— START OF Records shown —
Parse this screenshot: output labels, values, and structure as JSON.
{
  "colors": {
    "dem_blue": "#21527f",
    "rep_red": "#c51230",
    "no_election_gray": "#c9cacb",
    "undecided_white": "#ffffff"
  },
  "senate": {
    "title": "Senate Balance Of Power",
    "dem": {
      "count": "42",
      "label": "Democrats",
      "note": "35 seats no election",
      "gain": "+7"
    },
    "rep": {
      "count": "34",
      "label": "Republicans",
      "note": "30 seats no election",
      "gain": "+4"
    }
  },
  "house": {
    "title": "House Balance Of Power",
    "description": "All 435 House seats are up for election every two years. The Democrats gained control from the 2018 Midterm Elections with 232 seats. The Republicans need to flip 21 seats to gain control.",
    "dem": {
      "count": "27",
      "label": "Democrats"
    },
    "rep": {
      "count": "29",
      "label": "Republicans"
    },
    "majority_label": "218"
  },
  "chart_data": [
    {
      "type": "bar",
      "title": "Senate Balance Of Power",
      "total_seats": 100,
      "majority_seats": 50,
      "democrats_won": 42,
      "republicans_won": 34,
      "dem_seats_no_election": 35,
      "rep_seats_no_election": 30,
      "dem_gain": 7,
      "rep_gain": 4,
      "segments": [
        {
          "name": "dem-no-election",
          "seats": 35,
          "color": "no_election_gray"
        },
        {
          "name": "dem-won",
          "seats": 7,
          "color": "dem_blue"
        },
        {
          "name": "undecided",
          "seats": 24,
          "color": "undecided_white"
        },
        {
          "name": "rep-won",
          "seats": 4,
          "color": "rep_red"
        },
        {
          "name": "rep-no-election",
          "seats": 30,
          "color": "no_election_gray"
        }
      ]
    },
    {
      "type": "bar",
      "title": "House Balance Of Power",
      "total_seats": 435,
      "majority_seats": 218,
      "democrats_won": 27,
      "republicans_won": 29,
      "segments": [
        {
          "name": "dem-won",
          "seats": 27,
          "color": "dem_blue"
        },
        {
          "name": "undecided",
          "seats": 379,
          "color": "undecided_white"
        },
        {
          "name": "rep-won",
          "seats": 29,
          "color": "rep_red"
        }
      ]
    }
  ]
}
— END OF Records shown —
> What this task involves:
Extract lines where the string "Balance" occurs.

> Exercise result:
    "title": "Senate Balance Of Power",
    "title": "House Balance Of Power",
      "title": "Senate Balance Of Power",
      "title": "House Balance Of Power",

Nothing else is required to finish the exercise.